— START —

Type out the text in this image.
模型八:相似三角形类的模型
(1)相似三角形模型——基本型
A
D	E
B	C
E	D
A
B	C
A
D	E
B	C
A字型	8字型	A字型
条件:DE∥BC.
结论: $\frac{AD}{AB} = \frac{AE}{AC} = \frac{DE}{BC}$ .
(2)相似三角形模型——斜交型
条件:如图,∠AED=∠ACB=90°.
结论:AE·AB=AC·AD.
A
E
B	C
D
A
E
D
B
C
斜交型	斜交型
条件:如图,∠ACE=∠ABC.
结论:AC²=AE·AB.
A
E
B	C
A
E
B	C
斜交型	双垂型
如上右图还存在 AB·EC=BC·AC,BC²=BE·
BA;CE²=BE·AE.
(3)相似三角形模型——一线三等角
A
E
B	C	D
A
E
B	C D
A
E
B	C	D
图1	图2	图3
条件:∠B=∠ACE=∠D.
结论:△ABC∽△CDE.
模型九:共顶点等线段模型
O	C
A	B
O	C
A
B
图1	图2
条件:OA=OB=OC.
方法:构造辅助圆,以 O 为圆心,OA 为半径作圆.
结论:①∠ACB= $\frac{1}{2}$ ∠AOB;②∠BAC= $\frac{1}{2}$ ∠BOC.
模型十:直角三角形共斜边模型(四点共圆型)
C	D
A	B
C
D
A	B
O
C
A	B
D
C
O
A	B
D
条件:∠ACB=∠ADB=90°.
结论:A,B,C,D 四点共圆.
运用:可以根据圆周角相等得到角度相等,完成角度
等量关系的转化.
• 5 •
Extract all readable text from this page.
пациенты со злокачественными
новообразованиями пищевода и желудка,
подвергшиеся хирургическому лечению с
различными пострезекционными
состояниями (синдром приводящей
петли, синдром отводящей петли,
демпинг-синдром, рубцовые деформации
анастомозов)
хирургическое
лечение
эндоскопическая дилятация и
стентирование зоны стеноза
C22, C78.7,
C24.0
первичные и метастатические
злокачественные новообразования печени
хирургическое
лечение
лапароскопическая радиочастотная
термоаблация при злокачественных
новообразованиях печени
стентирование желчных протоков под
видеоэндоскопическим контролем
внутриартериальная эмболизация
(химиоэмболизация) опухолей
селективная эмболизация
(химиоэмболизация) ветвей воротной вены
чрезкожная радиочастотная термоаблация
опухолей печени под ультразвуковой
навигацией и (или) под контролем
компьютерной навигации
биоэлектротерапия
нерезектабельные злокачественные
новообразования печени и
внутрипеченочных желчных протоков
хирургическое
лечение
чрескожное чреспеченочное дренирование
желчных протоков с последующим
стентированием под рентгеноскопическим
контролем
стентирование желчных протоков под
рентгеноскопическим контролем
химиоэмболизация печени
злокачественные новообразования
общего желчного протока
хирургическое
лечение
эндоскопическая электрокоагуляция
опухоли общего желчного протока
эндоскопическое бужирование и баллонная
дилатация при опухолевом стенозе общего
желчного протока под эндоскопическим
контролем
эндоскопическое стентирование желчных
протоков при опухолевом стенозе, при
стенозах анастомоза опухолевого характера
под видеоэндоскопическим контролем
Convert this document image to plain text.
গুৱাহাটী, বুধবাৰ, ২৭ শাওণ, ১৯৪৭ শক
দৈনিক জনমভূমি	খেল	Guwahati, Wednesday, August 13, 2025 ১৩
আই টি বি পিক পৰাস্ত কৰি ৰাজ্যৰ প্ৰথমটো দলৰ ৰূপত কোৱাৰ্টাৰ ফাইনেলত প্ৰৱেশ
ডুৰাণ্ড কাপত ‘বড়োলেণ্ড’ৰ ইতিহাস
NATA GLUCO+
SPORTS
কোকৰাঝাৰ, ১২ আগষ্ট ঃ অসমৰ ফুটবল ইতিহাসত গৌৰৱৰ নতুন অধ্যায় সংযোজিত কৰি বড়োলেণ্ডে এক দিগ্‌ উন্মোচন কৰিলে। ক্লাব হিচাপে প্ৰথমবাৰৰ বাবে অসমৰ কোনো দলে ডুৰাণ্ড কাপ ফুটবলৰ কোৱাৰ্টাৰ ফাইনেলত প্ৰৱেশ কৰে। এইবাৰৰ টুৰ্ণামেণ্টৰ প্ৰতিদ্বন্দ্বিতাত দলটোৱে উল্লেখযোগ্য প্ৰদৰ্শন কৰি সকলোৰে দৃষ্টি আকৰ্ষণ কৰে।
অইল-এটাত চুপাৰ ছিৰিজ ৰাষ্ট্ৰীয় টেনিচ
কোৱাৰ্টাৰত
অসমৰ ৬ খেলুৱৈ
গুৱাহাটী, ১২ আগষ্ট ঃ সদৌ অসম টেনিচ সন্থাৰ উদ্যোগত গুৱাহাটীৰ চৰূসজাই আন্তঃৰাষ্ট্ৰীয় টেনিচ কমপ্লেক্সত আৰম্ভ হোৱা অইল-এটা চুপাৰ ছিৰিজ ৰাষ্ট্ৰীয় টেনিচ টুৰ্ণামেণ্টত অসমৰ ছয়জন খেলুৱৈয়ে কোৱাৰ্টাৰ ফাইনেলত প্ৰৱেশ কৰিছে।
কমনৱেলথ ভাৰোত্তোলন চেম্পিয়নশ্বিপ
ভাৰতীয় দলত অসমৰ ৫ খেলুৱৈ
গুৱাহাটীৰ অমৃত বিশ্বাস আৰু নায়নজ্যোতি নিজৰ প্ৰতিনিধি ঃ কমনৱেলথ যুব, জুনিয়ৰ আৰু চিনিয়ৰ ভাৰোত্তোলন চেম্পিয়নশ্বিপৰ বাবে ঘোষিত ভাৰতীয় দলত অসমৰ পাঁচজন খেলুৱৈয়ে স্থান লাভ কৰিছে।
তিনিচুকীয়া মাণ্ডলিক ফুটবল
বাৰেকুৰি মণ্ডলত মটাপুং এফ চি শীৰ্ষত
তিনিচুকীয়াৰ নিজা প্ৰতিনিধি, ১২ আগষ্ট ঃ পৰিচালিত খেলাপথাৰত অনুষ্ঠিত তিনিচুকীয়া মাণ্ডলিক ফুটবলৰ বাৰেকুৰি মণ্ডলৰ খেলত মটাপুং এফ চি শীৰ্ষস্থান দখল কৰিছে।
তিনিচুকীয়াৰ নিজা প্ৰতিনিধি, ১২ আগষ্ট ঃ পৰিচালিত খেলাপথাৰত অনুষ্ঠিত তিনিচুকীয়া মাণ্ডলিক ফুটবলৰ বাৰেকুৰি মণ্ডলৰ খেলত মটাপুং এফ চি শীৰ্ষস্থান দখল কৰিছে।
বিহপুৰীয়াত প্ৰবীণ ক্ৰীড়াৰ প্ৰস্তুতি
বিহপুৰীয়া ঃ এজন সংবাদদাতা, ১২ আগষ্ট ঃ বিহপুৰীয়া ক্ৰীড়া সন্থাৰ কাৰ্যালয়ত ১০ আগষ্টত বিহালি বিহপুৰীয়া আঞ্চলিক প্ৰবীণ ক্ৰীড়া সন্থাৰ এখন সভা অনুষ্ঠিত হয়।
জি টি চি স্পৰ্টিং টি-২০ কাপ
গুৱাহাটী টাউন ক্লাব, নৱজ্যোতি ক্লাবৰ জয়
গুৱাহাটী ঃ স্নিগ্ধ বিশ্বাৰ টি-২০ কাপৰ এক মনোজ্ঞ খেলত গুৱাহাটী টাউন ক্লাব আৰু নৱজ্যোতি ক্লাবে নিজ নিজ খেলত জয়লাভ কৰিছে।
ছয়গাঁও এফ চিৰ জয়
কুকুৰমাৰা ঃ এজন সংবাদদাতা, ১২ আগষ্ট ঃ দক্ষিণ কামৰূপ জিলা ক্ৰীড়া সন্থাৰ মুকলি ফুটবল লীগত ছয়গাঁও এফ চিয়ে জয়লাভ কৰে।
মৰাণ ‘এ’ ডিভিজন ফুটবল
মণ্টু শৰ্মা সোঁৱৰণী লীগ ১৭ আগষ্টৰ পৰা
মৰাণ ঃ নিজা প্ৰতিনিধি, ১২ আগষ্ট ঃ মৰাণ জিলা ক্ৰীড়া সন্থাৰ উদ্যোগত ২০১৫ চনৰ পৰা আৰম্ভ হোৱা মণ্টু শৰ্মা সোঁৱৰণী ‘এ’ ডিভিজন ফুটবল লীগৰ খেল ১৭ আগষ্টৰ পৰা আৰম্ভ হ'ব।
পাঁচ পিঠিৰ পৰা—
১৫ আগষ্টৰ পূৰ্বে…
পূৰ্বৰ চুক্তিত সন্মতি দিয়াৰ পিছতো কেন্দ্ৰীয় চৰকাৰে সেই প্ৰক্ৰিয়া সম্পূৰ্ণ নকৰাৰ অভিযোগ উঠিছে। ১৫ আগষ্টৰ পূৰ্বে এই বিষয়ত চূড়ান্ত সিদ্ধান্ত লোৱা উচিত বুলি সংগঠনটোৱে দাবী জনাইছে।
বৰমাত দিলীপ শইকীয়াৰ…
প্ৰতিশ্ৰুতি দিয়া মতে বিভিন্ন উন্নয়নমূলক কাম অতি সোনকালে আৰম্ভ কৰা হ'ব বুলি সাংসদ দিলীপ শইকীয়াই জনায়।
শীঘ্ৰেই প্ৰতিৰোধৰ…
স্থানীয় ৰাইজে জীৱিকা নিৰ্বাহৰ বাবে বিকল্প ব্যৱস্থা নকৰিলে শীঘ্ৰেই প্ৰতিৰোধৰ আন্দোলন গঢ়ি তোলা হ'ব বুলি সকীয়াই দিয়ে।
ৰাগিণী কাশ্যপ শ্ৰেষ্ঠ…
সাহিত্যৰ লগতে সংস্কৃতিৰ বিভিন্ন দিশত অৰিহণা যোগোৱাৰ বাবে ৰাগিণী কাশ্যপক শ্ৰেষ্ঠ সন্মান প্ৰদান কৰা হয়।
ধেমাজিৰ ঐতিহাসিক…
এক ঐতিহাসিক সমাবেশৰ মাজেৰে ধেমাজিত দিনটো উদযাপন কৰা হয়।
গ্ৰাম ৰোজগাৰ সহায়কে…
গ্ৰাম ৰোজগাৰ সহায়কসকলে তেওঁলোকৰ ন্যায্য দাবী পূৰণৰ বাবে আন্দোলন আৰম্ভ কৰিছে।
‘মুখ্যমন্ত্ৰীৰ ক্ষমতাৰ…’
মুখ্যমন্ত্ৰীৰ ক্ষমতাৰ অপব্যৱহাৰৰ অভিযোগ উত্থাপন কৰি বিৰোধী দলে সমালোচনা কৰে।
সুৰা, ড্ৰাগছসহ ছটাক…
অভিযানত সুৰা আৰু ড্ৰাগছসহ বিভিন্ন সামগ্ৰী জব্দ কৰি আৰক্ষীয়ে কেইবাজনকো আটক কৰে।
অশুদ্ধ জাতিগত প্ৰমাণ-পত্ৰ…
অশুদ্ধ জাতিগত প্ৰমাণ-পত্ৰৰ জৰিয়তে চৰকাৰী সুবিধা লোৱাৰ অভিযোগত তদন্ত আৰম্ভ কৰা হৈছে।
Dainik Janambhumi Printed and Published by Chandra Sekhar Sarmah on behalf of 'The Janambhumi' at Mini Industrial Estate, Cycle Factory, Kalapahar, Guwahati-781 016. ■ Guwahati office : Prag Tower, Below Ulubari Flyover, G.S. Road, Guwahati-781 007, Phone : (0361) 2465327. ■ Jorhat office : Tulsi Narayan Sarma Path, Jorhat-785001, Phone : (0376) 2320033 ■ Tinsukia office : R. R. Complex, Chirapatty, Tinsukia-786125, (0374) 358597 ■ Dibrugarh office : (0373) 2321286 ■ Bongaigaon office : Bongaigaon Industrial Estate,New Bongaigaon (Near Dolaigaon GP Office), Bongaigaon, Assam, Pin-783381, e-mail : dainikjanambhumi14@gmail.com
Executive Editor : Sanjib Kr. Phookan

— END —

▶ _AIM_
Identify all lines where the word "печени" shows up. Copy them.

▶ _SOLUTION TO THIS EXERCISE_
злокачественные новообразования печени
новообразованиях печени
опухолей печени под ультразвуковой
новообразования печени и
химиоэмболизация печени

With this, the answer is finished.